____ PROVIDED RECORDS

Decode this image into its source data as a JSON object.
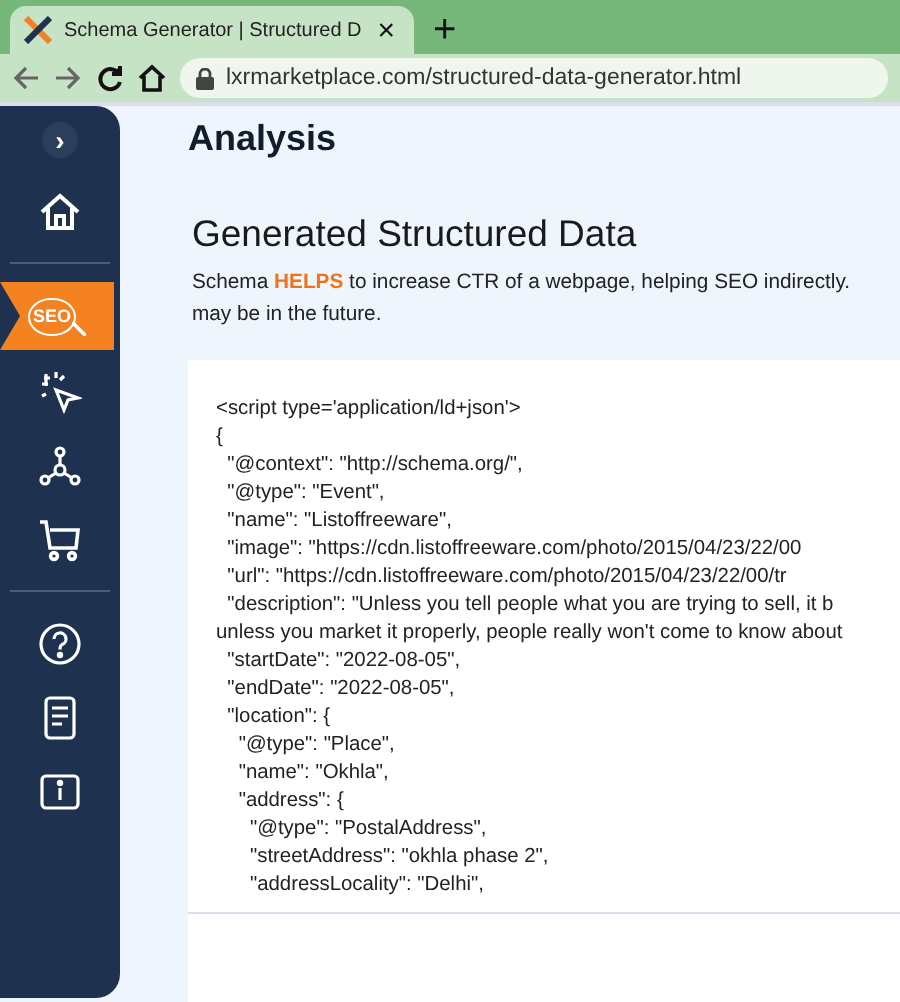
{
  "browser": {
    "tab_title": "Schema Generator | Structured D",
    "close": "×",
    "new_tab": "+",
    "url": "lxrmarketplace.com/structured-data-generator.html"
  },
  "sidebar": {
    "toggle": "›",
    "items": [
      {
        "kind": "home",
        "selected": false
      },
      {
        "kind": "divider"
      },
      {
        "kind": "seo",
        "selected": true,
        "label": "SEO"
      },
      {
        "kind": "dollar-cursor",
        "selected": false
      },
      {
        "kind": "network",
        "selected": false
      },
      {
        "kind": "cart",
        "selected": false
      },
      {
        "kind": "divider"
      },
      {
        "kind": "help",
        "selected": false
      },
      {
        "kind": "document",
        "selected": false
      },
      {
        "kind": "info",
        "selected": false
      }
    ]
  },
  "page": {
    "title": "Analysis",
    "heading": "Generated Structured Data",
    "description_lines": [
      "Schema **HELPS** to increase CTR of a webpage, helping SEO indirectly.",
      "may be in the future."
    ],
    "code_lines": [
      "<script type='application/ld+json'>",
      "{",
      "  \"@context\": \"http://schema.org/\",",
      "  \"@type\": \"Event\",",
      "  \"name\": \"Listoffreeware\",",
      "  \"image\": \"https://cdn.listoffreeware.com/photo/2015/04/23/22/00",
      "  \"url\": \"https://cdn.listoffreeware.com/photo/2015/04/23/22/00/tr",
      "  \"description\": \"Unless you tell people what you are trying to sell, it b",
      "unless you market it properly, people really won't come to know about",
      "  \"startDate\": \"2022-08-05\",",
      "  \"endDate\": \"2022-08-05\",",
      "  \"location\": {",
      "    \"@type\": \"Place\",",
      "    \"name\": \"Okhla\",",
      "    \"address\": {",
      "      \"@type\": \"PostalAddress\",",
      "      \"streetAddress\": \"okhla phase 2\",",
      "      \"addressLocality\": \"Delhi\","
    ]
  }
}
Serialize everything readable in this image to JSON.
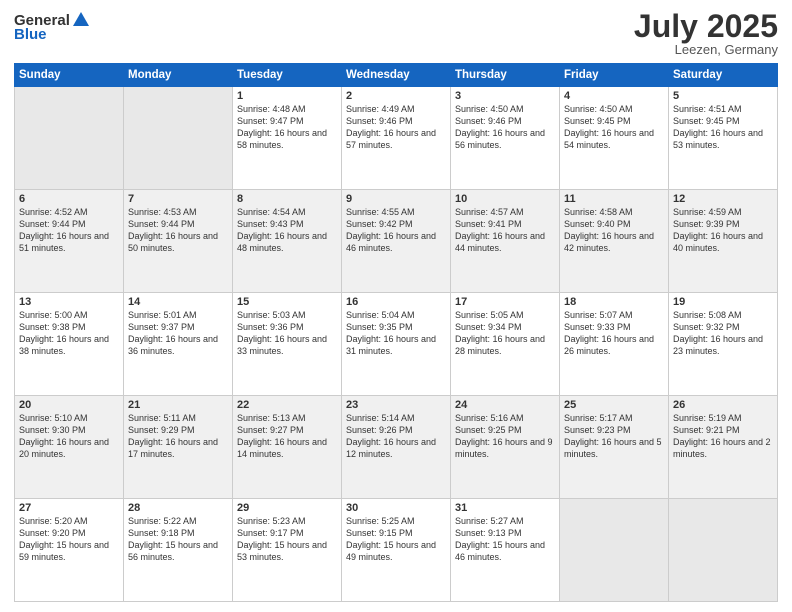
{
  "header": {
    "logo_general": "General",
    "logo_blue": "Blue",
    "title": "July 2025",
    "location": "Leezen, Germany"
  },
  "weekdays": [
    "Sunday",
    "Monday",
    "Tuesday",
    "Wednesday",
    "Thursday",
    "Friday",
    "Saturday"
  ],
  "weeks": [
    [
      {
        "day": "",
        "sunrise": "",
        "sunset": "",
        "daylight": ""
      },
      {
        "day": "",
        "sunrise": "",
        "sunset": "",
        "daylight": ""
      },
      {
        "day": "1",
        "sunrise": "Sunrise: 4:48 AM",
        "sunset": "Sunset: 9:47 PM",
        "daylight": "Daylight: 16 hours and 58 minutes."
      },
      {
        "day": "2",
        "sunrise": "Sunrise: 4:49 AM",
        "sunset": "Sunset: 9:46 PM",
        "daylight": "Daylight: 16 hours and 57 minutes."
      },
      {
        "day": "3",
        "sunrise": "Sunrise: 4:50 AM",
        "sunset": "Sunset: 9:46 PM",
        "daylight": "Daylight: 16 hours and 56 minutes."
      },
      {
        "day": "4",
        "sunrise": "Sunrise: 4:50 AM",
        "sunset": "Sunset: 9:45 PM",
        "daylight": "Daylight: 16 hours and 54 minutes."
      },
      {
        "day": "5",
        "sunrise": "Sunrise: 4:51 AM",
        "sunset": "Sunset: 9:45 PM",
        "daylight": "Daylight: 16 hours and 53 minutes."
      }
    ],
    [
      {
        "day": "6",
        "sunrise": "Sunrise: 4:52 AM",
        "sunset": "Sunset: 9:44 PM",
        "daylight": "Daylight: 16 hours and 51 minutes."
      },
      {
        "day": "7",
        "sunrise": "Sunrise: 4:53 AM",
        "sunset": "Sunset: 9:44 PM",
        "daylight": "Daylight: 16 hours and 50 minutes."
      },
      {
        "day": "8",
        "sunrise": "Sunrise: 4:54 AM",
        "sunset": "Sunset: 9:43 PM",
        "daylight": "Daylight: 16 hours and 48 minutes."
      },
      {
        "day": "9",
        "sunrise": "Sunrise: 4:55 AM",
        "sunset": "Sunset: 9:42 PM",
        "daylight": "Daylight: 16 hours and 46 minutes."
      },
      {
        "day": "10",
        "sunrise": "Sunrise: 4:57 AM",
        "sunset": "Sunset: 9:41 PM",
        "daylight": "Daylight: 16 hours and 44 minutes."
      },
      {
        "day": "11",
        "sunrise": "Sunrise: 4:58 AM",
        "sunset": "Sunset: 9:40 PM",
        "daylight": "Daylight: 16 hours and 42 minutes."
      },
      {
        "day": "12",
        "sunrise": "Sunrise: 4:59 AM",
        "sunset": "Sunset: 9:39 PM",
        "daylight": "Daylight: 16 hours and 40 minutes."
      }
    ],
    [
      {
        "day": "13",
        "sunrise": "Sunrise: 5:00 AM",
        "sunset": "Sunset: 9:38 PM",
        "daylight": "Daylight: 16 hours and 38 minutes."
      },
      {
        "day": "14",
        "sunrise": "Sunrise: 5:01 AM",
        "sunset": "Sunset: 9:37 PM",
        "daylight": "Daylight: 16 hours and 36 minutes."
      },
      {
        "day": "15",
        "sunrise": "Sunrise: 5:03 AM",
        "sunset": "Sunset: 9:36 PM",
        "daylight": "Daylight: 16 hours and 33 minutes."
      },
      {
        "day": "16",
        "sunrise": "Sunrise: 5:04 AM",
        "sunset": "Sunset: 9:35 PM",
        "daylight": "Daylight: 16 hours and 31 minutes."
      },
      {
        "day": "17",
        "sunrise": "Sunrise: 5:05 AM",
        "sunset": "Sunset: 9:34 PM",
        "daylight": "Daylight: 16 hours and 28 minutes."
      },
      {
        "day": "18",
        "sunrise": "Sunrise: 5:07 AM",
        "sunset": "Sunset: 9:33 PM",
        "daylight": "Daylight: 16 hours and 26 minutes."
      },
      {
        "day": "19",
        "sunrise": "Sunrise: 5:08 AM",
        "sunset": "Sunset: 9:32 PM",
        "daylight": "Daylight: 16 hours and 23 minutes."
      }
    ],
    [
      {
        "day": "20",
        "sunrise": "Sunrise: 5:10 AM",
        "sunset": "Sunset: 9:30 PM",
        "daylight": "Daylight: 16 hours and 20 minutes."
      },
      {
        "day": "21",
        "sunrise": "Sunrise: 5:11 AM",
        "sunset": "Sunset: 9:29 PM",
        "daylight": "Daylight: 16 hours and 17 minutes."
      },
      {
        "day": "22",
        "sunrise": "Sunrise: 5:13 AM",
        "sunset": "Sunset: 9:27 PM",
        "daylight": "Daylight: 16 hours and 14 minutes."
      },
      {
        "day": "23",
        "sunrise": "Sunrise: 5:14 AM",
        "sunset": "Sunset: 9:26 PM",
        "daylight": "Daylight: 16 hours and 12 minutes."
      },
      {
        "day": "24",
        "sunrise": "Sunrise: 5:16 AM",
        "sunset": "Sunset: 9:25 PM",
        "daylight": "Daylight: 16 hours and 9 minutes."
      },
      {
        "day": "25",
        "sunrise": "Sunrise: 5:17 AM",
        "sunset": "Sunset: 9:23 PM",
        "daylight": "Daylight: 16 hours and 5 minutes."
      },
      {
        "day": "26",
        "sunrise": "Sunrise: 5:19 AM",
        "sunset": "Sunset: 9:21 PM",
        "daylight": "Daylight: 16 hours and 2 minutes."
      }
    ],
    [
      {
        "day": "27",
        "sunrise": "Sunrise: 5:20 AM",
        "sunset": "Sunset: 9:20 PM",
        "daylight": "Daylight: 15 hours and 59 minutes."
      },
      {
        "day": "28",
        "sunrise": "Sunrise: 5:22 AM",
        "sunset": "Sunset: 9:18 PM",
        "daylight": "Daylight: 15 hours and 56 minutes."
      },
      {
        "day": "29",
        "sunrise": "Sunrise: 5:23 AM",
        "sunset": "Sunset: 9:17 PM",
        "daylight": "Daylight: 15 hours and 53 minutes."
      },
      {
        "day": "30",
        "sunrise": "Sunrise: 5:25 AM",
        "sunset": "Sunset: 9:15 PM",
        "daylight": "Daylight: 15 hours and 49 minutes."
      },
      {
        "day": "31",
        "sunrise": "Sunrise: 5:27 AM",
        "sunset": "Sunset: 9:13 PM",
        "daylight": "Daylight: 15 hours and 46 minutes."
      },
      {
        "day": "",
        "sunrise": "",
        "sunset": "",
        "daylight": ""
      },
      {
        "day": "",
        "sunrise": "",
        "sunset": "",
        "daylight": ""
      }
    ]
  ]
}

________

§ WRITTEN TASK:
Go through the entries above and copy every line containing "this".

§ THE REPLY:
Decode this image into its source data as a JSON object.
Serialize everything readable in this image to JSON.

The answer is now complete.